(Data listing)
* * * * * * * * *

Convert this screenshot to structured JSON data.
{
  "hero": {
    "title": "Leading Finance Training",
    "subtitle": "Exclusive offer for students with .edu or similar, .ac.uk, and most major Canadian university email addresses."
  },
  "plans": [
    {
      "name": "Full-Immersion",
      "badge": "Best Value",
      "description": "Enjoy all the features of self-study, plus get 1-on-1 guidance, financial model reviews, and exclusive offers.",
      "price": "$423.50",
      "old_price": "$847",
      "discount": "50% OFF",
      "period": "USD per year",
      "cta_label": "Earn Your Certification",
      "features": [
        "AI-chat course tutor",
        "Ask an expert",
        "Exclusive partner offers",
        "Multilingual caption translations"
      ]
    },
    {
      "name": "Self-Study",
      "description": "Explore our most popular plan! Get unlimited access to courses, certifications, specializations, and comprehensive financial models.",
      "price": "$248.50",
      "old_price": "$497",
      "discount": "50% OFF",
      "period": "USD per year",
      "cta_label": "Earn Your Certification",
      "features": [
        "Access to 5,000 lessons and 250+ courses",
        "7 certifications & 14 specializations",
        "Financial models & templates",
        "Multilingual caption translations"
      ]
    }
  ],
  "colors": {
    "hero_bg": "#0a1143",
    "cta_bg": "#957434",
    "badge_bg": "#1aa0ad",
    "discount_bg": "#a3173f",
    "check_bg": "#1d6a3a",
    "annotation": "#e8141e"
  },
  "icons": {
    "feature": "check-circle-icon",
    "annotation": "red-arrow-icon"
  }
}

* * * * * * * * *

▸ Task details
Using the listing above, locate the lines that hold "name" and copy each one.

▸ Final result
      "name": "Full-Immersion",
      "name": "Self-Study",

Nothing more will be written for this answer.